**TASK DETAILS**
Identify every line in the records below that contains the word "是中子数不同", and reproduce each one.

**GIVEN RECORDS**
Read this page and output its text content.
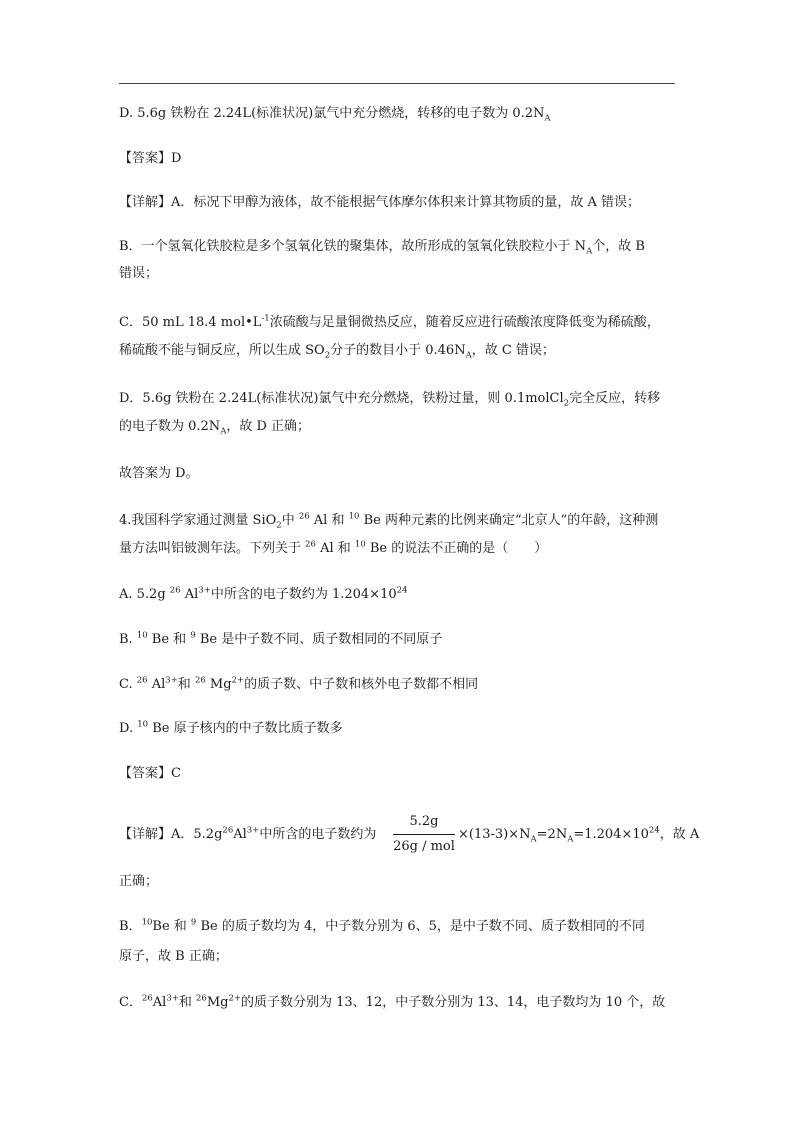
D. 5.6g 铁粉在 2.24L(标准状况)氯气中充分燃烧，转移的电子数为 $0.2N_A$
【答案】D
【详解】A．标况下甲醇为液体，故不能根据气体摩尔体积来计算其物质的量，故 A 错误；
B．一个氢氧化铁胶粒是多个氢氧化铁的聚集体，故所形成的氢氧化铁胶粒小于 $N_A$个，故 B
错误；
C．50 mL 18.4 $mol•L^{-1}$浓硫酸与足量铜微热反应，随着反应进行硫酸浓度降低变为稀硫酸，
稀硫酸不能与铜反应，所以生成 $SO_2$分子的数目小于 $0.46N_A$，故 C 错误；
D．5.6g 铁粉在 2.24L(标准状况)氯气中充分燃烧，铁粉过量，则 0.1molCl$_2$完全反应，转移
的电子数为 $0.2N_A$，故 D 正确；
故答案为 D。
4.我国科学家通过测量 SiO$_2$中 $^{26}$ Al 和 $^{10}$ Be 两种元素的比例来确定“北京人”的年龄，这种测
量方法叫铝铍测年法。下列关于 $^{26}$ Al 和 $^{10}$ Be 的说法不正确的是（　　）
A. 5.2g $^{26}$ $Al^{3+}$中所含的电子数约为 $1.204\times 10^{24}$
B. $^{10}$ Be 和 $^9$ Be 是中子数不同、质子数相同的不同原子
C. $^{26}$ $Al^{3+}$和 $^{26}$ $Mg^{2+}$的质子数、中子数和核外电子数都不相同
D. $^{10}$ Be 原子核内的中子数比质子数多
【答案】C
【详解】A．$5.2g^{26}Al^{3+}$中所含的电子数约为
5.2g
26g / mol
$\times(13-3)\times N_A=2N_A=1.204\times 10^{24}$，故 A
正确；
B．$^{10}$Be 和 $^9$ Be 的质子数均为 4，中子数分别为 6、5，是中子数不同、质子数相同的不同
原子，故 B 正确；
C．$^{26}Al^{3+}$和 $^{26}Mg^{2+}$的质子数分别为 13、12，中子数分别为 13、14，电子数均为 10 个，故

**EXERCISE ANSWER**
B. $^{10}$ Be 和 $^9$ Be 是中子数不同、质子数相同的不同原子
B．$^{10}$Be 和 $^9$ Be 的质子数均为 4，中子数分别为 6、5，是中子数不同、质子数相同的不同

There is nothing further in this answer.